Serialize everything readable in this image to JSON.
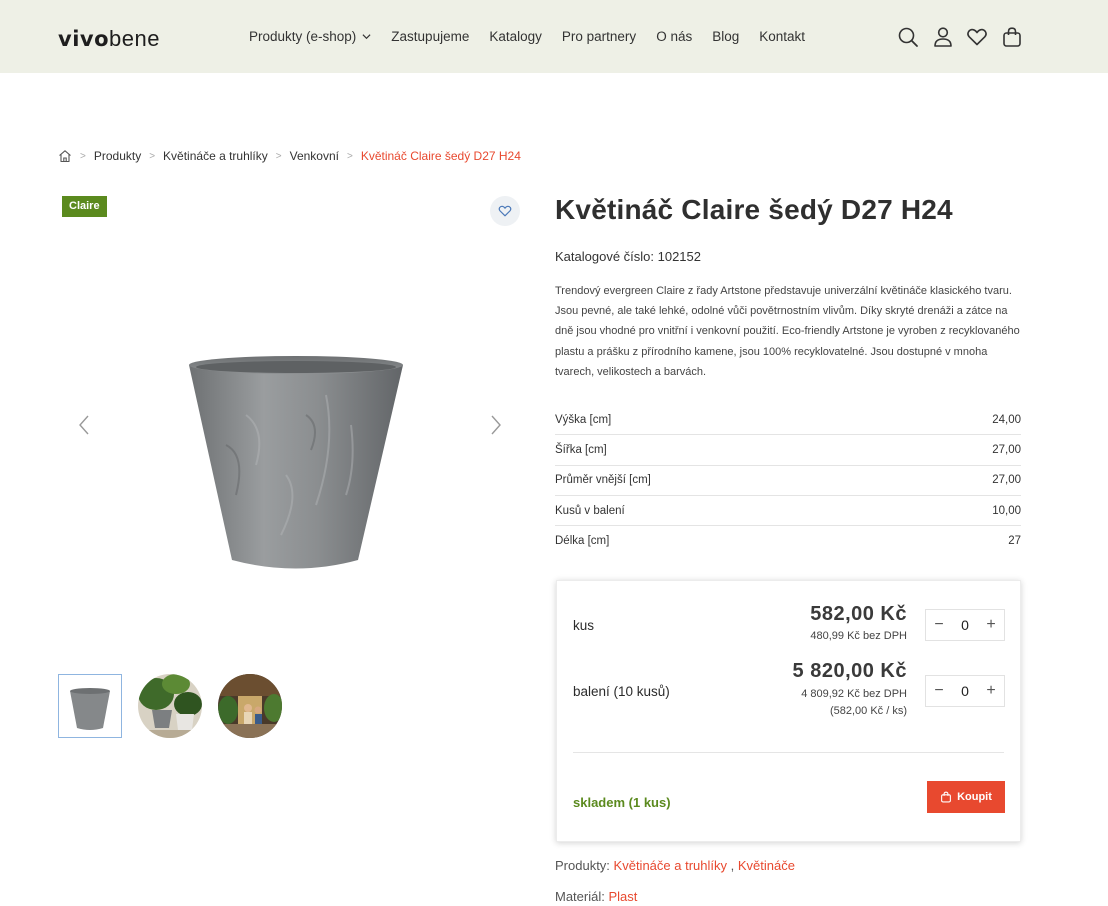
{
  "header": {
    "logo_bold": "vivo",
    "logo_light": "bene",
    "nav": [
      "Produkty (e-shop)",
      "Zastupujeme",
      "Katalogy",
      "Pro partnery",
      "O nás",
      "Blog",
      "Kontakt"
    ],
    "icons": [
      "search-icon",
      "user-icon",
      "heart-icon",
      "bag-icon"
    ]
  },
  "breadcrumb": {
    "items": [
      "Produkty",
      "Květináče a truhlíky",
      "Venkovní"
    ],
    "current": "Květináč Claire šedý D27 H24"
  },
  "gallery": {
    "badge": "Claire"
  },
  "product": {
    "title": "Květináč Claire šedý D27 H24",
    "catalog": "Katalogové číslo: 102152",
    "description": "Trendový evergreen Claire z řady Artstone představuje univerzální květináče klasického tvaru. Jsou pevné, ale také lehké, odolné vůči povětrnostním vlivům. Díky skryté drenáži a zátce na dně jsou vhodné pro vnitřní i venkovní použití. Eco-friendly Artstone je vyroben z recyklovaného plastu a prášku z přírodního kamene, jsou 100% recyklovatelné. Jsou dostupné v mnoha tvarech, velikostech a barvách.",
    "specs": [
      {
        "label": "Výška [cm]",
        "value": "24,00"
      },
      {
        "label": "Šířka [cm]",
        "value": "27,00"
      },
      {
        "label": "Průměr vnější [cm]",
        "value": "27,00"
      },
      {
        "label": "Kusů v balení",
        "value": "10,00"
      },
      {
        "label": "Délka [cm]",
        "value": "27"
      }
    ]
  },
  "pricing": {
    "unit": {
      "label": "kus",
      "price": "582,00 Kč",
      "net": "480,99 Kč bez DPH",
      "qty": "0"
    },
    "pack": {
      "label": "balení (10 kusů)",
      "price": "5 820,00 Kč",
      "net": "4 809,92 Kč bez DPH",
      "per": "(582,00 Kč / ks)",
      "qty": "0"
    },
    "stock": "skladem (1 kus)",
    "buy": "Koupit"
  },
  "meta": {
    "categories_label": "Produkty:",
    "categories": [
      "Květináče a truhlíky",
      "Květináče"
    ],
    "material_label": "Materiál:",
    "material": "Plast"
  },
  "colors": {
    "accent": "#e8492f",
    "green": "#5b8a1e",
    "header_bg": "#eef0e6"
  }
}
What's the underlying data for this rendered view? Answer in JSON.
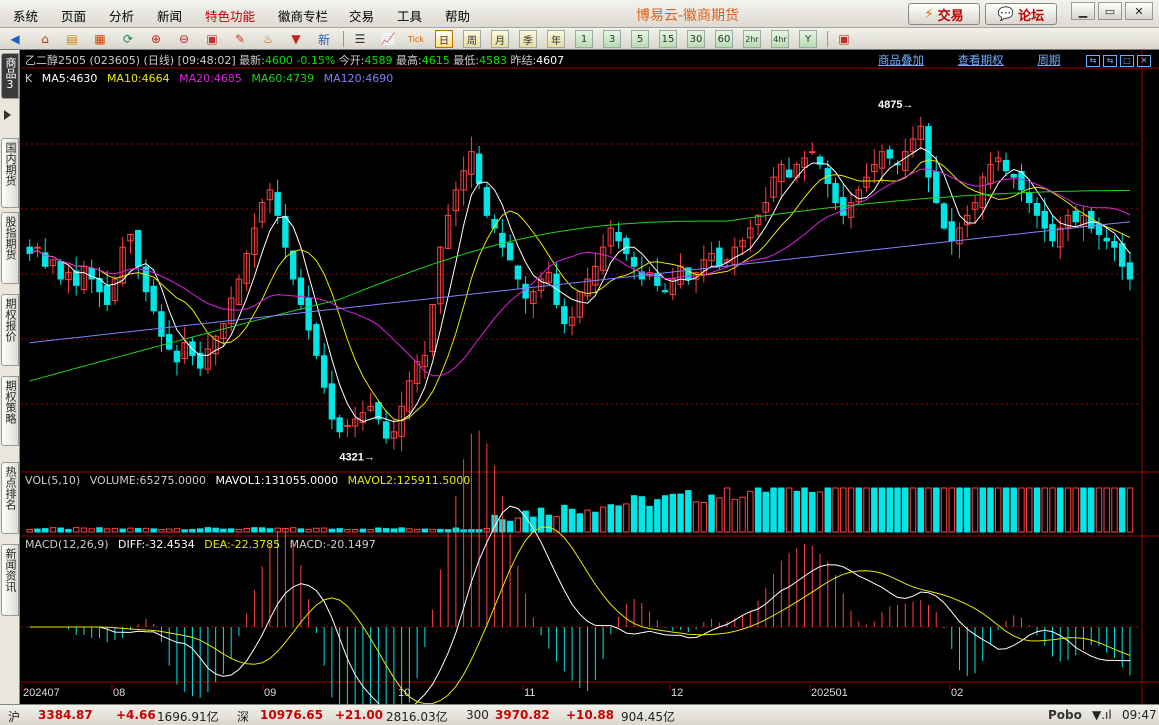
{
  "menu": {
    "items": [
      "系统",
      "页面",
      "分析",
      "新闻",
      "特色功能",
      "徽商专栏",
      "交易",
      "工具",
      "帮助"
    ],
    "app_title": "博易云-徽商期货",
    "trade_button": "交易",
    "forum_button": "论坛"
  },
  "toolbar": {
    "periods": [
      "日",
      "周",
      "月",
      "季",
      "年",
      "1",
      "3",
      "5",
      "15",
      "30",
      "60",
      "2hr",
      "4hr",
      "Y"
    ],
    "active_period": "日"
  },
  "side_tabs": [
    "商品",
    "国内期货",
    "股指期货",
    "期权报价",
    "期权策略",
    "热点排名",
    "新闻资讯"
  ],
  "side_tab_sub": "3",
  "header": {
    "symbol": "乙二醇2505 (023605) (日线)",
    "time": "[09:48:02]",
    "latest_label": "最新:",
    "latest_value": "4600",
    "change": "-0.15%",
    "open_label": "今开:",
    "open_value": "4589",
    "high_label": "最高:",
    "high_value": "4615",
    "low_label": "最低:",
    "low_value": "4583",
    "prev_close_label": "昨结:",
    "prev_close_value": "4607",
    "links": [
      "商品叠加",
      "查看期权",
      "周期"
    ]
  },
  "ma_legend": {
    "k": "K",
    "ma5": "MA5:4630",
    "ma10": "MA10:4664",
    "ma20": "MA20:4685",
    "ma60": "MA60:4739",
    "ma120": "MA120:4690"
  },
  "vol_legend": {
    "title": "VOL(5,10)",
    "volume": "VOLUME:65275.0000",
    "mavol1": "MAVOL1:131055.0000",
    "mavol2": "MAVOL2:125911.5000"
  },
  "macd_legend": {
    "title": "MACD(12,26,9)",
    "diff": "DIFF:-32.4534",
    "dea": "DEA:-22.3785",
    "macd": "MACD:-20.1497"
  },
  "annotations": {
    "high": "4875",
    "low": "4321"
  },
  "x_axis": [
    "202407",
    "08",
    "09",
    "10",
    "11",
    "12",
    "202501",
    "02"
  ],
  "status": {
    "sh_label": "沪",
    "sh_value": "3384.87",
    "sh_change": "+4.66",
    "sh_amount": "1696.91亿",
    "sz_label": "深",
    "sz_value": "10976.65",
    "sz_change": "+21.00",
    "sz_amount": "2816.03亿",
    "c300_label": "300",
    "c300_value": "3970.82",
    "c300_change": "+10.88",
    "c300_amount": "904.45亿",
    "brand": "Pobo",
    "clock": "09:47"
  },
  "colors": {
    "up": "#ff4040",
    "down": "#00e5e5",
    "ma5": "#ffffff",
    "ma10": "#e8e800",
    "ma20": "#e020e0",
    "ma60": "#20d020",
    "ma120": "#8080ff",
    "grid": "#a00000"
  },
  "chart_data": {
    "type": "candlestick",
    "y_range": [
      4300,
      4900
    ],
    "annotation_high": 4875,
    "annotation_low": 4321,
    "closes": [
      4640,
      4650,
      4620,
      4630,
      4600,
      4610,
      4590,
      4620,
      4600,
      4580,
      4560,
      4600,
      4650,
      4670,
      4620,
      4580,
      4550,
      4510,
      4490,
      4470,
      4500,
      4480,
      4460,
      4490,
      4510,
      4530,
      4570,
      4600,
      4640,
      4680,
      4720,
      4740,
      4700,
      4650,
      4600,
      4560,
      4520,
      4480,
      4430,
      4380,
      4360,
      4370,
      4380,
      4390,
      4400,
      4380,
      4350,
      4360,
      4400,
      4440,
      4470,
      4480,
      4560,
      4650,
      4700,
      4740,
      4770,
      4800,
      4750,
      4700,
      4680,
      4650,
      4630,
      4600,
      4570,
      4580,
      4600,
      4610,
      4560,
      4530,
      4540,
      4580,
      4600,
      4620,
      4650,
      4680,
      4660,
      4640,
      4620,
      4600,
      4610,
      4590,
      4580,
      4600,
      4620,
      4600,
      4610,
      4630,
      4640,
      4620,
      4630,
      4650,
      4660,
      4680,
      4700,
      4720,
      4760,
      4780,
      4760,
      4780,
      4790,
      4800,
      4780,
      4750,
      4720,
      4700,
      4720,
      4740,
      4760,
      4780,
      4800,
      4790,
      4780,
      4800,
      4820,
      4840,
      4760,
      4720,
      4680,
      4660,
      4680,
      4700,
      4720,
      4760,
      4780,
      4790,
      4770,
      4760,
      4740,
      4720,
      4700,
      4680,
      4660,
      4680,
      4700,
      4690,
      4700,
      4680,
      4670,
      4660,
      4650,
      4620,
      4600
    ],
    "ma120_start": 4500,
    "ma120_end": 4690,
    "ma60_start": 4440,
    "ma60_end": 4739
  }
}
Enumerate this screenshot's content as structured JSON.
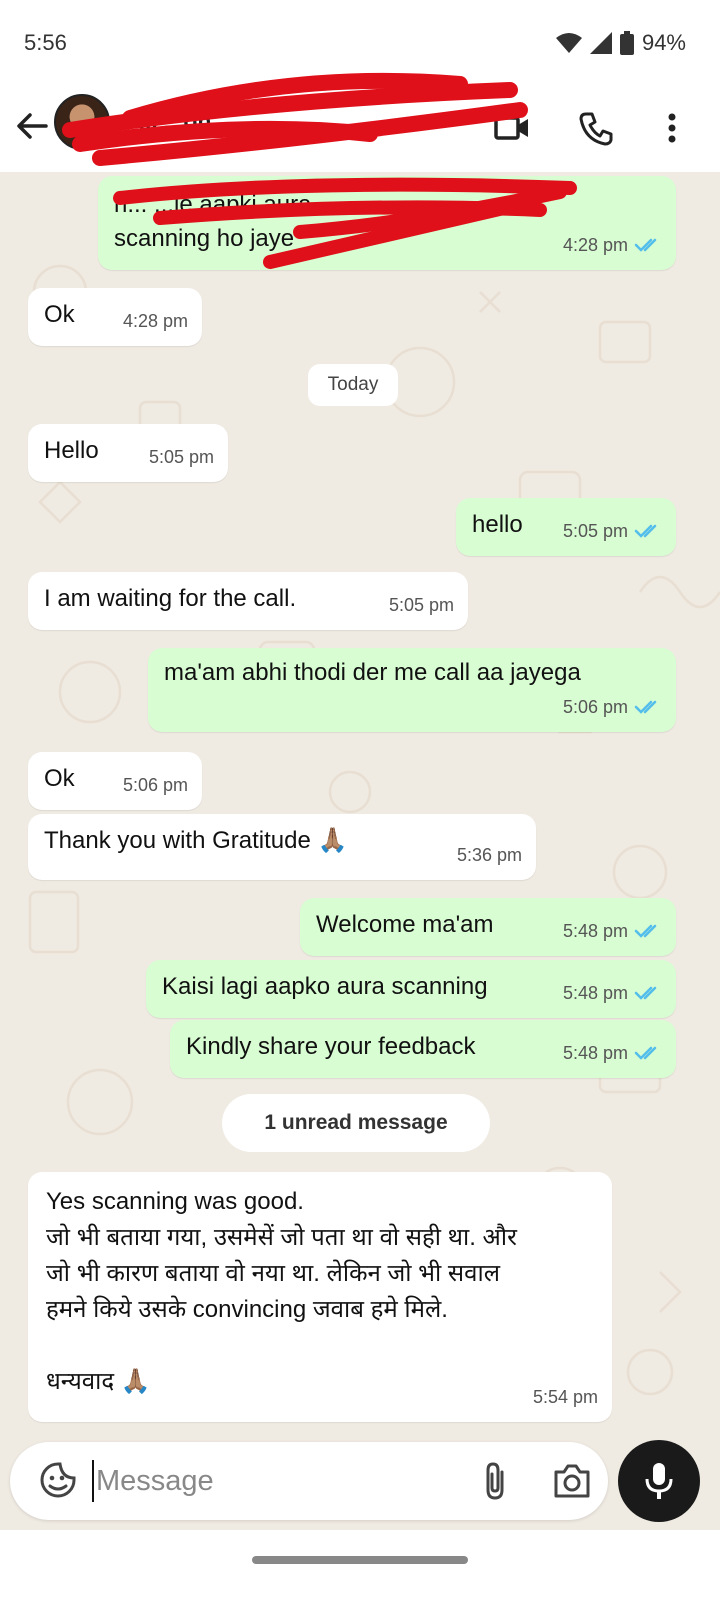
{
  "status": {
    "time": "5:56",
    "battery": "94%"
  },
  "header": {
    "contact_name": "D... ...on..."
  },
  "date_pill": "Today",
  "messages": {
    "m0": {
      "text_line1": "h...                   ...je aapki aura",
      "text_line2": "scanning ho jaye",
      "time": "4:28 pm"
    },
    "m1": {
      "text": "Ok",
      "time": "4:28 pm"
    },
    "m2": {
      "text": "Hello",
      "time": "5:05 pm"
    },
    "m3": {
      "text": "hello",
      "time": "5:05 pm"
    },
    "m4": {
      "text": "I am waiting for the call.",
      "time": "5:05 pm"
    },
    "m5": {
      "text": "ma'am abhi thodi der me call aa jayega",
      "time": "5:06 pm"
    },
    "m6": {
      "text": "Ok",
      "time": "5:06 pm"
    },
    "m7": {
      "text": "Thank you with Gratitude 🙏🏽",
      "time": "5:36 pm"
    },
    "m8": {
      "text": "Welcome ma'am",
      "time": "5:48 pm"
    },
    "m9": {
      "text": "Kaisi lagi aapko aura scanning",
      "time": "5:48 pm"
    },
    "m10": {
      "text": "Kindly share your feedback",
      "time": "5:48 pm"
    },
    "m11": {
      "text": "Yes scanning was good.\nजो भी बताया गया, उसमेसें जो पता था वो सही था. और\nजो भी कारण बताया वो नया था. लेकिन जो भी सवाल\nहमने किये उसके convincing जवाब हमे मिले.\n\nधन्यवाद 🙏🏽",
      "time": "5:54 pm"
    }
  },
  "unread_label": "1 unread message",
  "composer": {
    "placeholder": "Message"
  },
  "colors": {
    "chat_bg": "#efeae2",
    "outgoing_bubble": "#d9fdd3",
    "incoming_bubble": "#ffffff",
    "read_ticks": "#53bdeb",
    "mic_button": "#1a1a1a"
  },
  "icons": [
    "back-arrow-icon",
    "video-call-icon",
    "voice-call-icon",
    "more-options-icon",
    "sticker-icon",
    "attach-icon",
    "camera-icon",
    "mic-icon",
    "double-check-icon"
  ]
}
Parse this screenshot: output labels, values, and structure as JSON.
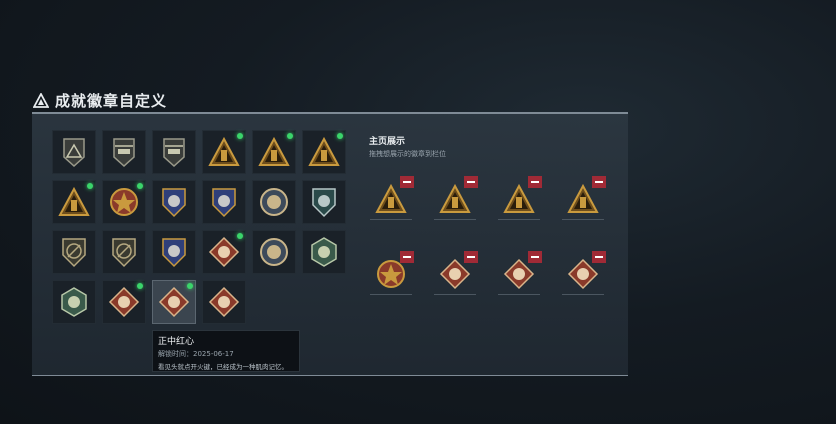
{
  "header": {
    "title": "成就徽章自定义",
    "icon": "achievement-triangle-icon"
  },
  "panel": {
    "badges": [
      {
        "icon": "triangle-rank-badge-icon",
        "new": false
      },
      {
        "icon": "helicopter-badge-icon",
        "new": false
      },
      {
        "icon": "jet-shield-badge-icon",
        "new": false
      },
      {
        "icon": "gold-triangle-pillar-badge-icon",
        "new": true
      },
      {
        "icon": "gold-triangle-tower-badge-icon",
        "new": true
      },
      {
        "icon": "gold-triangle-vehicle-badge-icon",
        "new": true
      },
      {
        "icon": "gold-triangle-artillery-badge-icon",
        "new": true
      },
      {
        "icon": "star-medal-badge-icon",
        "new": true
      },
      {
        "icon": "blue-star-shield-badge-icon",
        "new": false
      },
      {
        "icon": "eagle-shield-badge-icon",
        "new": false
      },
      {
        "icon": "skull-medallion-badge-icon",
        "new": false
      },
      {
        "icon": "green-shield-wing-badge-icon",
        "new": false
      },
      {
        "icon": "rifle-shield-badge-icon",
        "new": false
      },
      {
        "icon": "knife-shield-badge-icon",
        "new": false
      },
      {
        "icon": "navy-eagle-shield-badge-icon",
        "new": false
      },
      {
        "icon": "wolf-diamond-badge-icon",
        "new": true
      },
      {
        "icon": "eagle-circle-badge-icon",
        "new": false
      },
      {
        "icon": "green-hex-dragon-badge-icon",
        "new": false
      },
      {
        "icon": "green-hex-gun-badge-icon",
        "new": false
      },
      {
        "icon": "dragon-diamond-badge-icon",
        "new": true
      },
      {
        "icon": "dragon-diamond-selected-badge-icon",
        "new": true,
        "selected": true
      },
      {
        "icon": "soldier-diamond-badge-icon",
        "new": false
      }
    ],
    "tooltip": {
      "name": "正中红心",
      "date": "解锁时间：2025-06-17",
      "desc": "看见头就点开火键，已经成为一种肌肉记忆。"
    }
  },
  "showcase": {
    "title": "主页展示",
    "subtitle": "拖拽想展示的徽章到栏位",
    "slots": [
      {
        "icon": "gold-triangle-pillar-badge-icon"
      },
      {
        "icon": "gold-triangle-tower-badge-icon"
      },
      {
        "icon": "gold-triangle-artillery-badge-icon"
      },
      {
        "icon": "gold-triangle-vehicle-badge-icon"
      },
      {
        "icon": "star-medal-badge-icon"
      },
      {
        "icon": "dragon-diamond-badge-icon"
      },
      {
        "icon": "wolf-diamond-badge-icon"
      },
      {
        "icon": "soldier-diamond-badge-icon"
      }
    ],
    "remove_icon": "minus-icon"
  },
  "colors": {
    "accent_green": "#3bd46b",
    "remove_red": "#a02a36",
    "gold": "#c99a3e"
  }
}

● What you need to do: Pull out every line of the entries that includes the word "call".

● Task result:
      "text": "I am waiting for the call.",
      "text": "ma'am abhi thodi der me call aa jayega",
    "video-call-icon",
    "voice-call-icon",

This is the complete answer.